Stored records
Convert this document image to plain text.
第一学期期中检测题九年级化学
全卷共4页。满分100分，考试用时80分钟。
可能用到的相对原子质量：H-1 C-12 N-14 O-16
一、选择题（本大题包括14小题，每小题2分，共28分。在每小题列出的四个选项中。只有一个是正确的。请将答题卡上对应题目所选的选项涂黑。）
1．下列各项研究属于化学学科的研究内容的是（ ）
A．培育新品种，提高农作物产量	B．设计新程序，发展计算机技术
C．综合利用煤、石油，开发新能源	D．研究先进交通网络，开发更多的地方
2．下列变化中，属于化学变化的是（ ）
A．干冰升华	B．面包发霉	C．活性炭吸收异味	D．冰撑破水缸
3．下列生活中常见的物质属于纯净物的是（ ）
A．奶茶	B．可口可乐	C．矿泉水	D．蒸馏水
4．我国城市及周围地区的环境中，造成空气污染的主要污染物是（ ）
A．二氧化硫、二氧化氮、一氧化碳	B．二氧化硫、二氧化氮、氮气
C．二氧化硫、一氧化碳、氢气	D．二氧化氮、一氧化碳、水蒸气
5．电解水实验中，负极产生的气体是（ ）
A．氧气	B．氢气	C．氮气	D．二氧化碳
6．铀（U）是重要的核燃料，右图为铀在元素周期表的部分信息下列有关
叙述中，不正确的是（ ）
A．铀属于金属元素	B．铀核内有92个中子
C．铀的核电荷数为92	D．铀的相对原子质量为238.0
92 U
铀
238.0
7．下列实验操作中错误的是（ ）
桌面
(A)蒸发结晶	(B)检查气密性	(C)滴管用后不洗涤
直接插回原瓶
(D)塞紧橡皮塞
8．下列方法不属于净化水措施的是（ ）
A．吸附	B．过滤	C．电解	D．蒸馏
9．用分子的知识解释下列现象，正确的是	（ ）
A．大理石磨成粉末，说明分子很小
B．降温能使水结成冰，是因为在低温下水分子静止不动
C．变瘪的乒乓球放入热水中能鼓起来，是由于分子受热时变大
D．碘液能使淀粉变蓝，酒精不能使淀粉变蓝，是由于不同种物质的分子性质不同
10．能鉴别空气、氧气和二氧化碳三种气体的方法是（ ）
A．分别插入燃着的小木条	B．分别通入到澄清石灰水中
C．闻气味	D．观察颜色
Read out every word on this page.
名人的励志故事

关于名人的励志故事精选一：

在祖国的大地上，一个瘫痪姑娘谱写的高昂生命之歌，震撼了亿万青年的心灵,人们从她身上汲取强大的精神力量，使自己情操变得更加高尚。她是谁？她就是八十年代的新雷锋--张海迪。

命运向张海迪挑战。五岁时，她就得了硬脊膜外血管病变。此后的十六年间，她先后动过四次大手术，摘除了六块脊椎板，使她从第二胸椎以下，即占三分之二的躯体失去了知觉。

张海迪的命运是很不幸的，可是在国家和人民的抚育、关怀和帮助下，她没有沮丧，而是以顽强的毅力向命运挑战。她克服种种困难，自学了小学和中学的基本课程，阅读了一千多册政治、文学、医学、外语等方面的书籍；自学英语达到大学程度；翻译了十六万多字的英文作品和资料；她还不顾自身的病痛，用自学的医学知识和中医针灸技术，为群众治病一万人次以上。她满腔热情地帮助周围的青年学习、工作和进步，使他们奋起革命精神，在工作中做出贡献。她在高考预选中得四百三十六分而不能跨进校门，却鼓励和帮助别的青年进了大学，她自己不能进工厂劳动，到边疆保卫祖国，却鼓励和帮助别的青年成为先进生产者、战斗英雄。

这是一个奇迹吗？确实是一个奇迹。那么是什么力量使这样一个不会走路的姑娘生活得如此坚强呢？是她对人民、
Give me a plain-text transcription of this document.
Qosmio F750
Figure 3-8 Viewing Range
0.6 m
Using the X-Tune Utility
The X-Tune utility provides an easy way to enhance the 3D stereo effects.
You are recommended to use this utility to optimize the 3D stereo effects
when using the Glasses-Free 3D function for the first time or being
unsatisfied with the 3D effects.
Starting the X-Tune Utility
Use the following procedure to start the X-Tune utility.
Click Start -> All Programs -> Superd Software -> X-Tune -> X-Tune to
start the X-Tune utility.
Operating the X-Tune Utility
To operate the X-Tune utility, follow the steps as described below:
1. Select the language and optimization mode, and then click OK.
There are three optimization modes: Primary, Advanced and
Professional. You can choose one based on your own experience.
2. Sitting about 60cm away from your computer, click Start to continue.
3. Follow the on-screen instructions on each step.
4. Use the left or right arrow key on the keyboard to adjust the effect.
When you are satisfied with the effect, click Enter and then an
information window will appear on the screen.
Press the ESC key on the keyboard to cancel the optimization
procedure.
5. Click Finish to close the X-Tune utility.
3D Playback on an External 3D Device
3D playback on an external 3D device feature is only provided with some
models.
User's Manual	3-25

OBJECTIVE
Reproduce each entry above exactly, keeping every word.

FULL SOLUTION
Convert this document image to plain text.
第一学期期中检测题九年级化学
全卷共4页。满分100分，考试用时80分钟。
可能用到的相对原子质量：H-1 C-12 N-14 O-16
一、选择题（本大题包括14小题，每小题2分，共28分。在每小题列出的四个选项中。只有一个是正确的。请将答题卡上对应题目所选的选项涂黑。）
1．下列各项研究属于化学学科的研究内容的是（ ）
A．培育新品种，提高农作物产量	B．设计新程序，发展计算机技术
C．综合利用煤、石油，开发新能源	D．研究先进交通网络，开发更多的地方
2．下列变化中，属于化学变化的是（ ）
A．干冰升华	B．面包发霉	C．活性炭吸收异味	D．冰撑破水缸
3．下列生活中常见的物质属于纯净物的是（ ）
A．奶茶	B．可口可乐	C．矿泉水	D．蒸馏水
4．我国城市及周围地区的环境中，造成空气污染的主要污染物是（ ）
A．二氧化硫、二氧化氮、一氧化碳	B．二氧化硫、二氧化氮、氮气
C．二氧化硫、一氧化碳、氢气	D．二氧化氮、一氧化碳、水蒸气
5．电解水实验中，负极产生的气体是（ ）
A．氧气	B．氢气	C．氮气	D．二氧化碳
6．铀（U）是重要的核燃料，右图为铀在元素周期表的部分信息下列有关
叙述中，不正确的是（ ）
A．铀属于金属元素	B．铀核内有92个中子
C．铀的核电荷数为92	D．铀的相对原子质量为238.0
92 U
铀
238.0
7．下列实验操作中错误的是（ ）
桌面
(A)蒸发结晶	(B)检查气密性	(C)滴管用后不洗涤
直接插回原瓶
(D)塞紧橡皮塞
8．下列方法不属于净化水措施的是（ ）
A．吸附	B．过滤	C．电解	D．蒸馏
9．用分子的知识解释下列现象，正确的是	（ ）
A．大理石磨成粉末，说明分子很小
B．降温能使水结成冰，是因为在低温下水分子静止不动
C．变瘪的乒乓球放入热水中能鼓起来，是由于分子受热时变大
D．碘液能使淀粉变蓝，酒精不能使淀粉变蓝，是由于不同种物质的分子性质不同
10．能鉴别空气、氧气和二氧化碳三种气体的方法是（ ）
A．分别插入燃着的小木条	B．分别通入到澄清石灰水中
C．闻气味	D．观察颜色
Read out every word on this page.
名人的励志故事

关于名人的励志故事精选一：

在祖国的大地上，一个瘫痪姑娘谱写的高昂生命之歌，震撼了亿万青年的心灵,人们从她身上汲取强大的精神力量，使自己情操变得更加高尚。她是谁？她就是八十年代的新雷锋--张海迪。

命运向张海迪挑战。五岁时，她就得了硬脊膜外血管病变。此后的十六年间，她先后动过四次大手术，摘除了六块脊椎板，使她从第二胸椎以下，即占三分之二的躯体失去了知觉。

张海迪的命运是很不幸的，可是在国家和人民的抚育、关怀和帮助下，她没有沮丧，而是以顽强的毅力向命运挑战。她克服种种困难，自学了小学和中学的基本课程，阅读了一千多册政治、文学、医学、外语等方面的书籍；自学英语达到大学程度；翻译了十六万多字的英文作品和资料；她还不顾自身的病痛，用自学的医学知识和中医针灸技术，为群众治病一万人次以上。她满腔热情地帮助周围的青年学习、工作和进步，使他们奋起革命精神，在工作中做出贡献。她在高考预选中得四百三十六分而不能跨进校门，却鼓励和帮助别的青年进了大学，她自己不能进工厂劳动，到边疆保卫祖国，却鼓励和帮助别的青年成为先进生产者、战斗英雄。

这是一个奇迹吗？确实是一个奇迹。那么是什么力量使这样一个不会走路的姑娘生活得如此坚强呢？是她对人民、
Give me a plain-text transcription of this document.
Qosmio F750
Figure 3-8 Viewing Range
0.6 m
Using the X-Tune Utility
The X-Tune utility provides an easy way to enhance the 3D stereo effects.
You are recommended to use this utility to optimize the 3D stereo effects
when using the Glasses-Free 3D function for the first time or being
unsatisfied with the 3D effects.
Starting the X-Tune Utility
Use the following procedure to start the X-Tune utility.
Click Start -> All Programs -> Superd Software -> X-Tune -> X-Tune to
start the X-Tune utility.
Operating the X-Tune Utility
To operate the X-Tune utility, follow the steps as described below:
1. Select the language and optimization mode, and then click OK.
There are three optimization modes: Primary, Advanced and
Professional. You can choose one based on your own experience.
2. Sitting about 60cm away from your computer, click Start to continue.
3. Follow the on-screen instructions on each step.
4. Use the left or right arrow key on the keyboard to adjust the effect.
When you are satisfied with the effect, click Enter and then an
information window will appear on the screen.
Press the ESC key on the keyboard to cancel the optimization
procedure.
5. Click Finish to close the X-Tune utility.
3D Playback on an External 3D Device
3D playback on an external 3D device feature is only provided with some
models.
User's Manual	3-25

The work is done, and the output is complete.